#### YOUR TASK:
Every entry that follows should be repeated exactly; drop the images.

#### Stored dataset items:

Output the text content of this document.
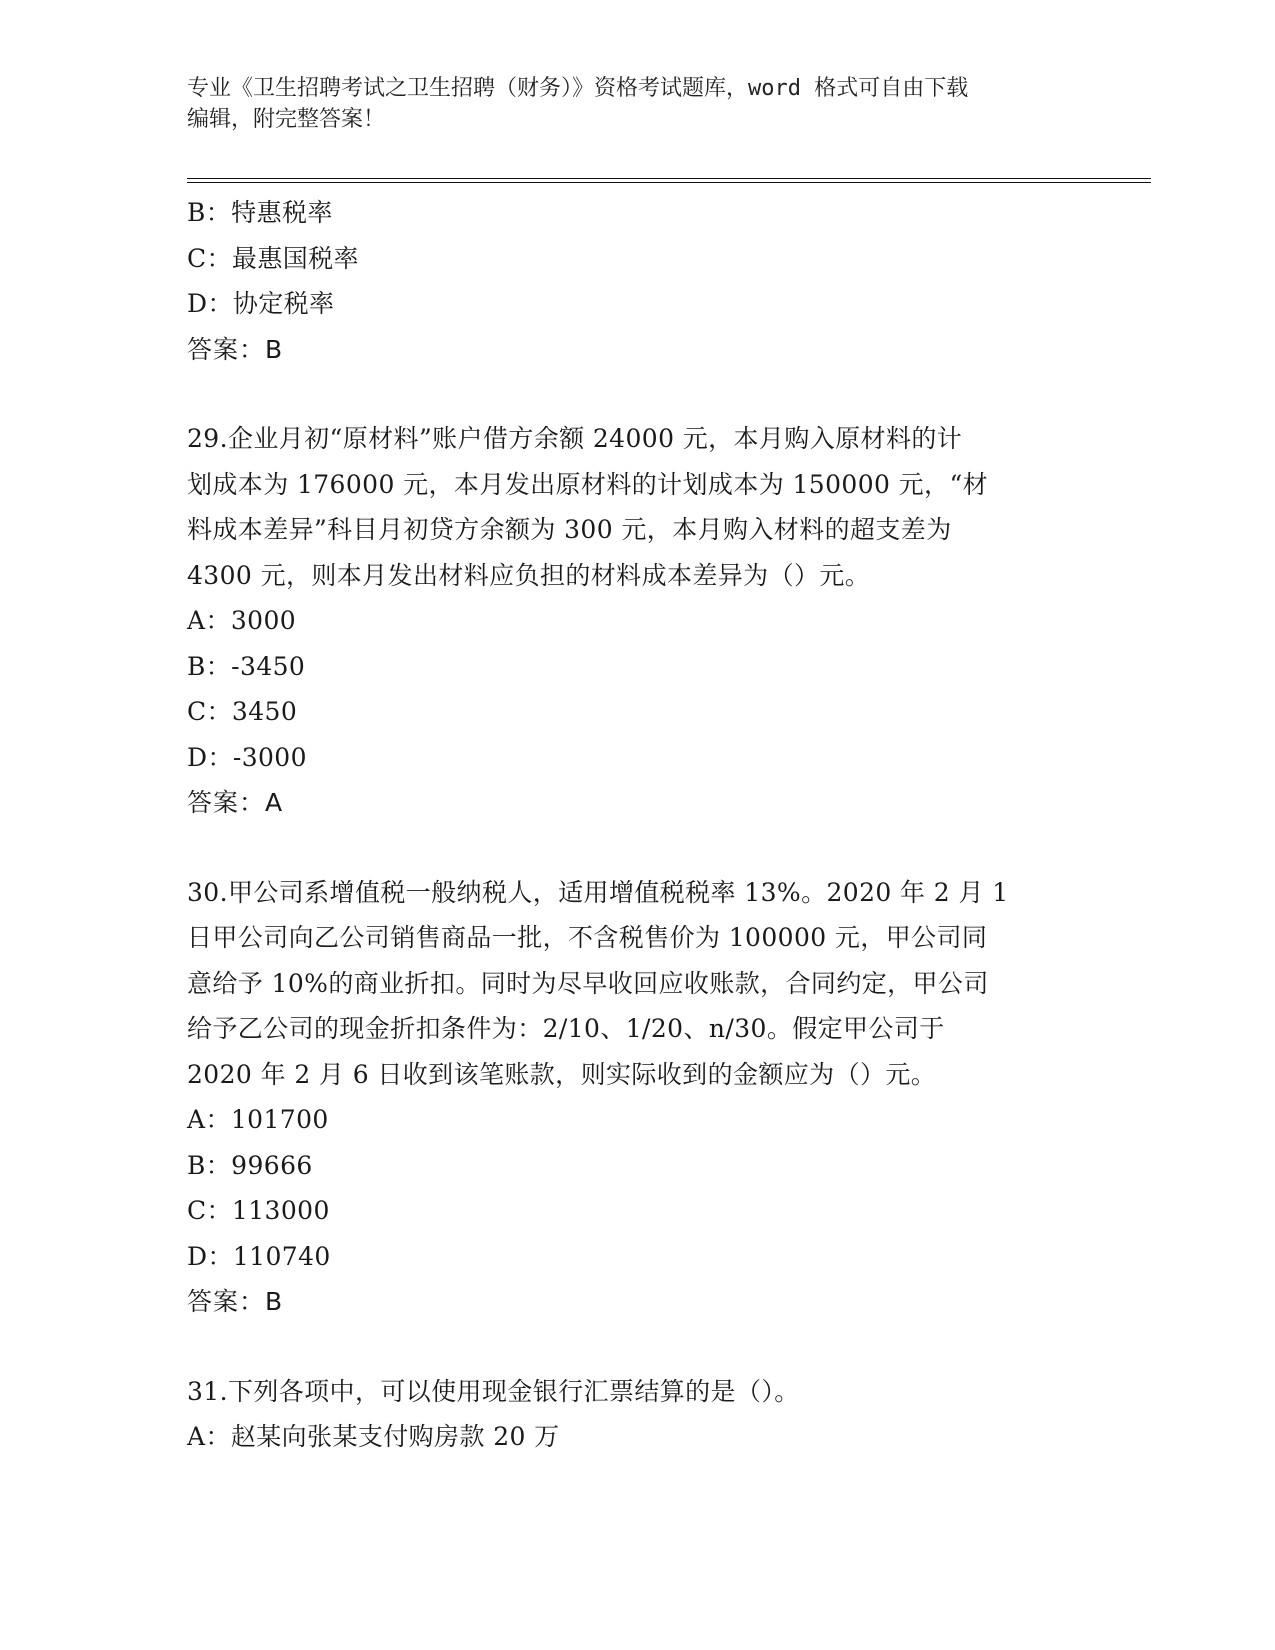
专业《卫生招聘考试之卫生招聘（财务）》资格考试题库，word 格式可自由下载
编辑，附完整答案！
B：特惠税率
C：最惠国税率
D：协定税率
答案：B
29.企业月初“原材料”账户借方余额 24000 元，本月购入原材料的计
划成本为 176000 元，本月发出原材料的计划成本为 150000 元，“材
料成本差异”科目月初贷方余额为 300 元，本月购入材料的超支差为
4300 元，则本月发出材料应负担的材料成本差异为（）元。
A：3000
B：-3450
C：3450
D：-3000
答案：A
30.甲公司系增值税一般纳税人，适用增值税税率 13%。2020 年 2 月 1
日甲公司向乙公司销售商品一批，不含税售价为 100000 元，甲公司同
意给予 10%的商业折扣。同时为尽早收回应收账款，合同约定，甲公司
给予乙公司的现金折扣条件为：2/10、1/20、n/30。假定甲公司于
2020 年 2 月 6 日收到该笔账款，则实际收到的金额应为（）元。
A：101700
B：99666
C：113000
D：110740
答案：B
31.下列各项中，可以使用现金银行汇票结算的是（）。
A：赵某向张某支付购房款 20 万
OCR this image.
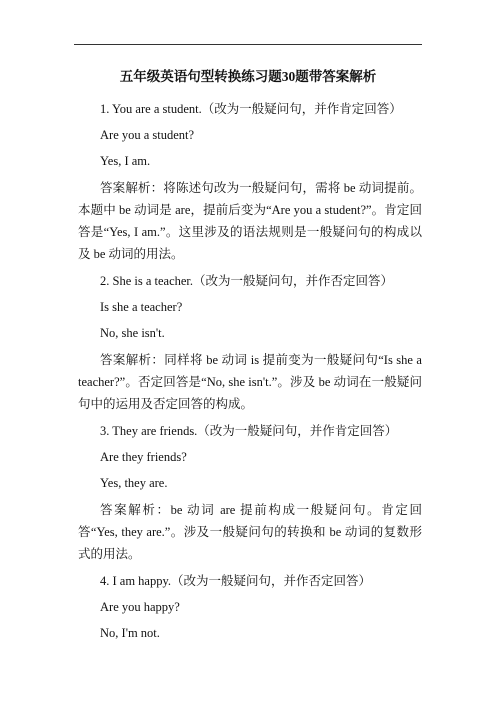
五年级英语句型转换练习题30题带答案解析
1. You are a student.（改为一般疑问句，并作肯定回答）
Are you a student?
Yes, I am.
答案解析：将陈述句改为一般疑问句，需将 be 动词提前。本题中 be 动词是 are，提前后变为“Are you a student?”。肯定回答是“Yes, I am.”。这里涉及的语法规则是一般疑问句的构成以及 be 动词的用法。
2. She is a teacher.（改为一般疑问句，并作否定回答）
Is she a teacher?
No, she isn't.
答案解析：同样将 be 动词 is 提前变为一般疑问句“Is she a teacher?”。否定回答是“No, she isn't.”。涉及 be 动词在一般疑问句中的运用及否定回答的构成。
3. They are friends.（改为一般疑问句，并作肯定回答）
Are they friends?
Yes, they are.
答案解析：be 动词 are 提前构成一般疑问句。肯定回答“Yes, they are.”。涉及一般疑问句的转换和 be 动词的复数形式的用法。
4. I am happy.（改为一般疑问句，并作否定回答）
Are you happy?
No, I'm not.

#### ANSWER FOR THE TASK:
Output the text content of this document.
专业《卫生招聘考试之卫生招聘（财务）》资格考试题库，word 格式可自由下载
编辑，附完整答案！
B：特惠税率
C：最惠国税率
D：协定税率
答案：B
29.企业月初“原材料”账户借方余额 24000 元，本月购入原材料的计
划成本为 176000 元，本月发出原材料的计划成本为 150000 元，“材
料成本差异”科目月初贷方余额为 300 元，本月购入材料的超支差为
4300 元，则本月发出材料应负担的材料成本差异为（）元。
A：3000
B：-3450
C：3450
D：-3000
答案：A
30.甲公司系增值税一般纳税人，适用增值税税率 13%。2020 年 2 月 1
日甲公司向乙公司销售商品一批，不含税售价为 100000 元，甲公司同
意给予 10%的商业折扣。同时为尽早收回应收账款，合同约定，甲公司
给予乙公司的现金折扣条件为：2/10、1/20、n/30。假定甲公司于
2020 年 2 月 6 日收到该笔账款，则实际收到的金额应为（）元。
A：101700
B：99666
C：113000
D：110740
答案：B
31.下列各项中，可以使用现金银行汇票结算的是（）。
A：赵某向张某支付购房款 20 万
OCR this image.
五年级英语句型转换练习题30题带答案解析
1. You are a student.（改为一般疑问句，并作肯定回答）
Are you a student?
Yes, I am.
答案解析：将陈述句改为一般疑问句，需将 be 动词提前。本题中 be 动词是 are，提前后变为“Are you a student?”。肯定回答是“Yes, I am.”。这里涉及的语法规则是一般疑问句的构成以及 be 动词的用法。
2. She is a teacher.（改为一般疑问句，并作否定回答）
Is she a teacher?
No, she isn't.
答案解析：同样将 be 动词 is 提前变为一般疑问句“Is she a teacher?”。否定回答是“No, she isn't.”。涉及 be 动词在一般疑问句中的运用及否定回答的构成。
3. They are friends.（改为一般疑问句，并作肯定回答）
Are they friends?
Yes, they are.
答案解析：be 动词 are 提前构成一般疑问句。肯定回答“Yes, they are.”。涉及一般疑问句的转换和 be 动词的复数形式的用法。
4. I am happy.（改为一般疑问句，并作否定回答）
Are you happy?
No, I'm not.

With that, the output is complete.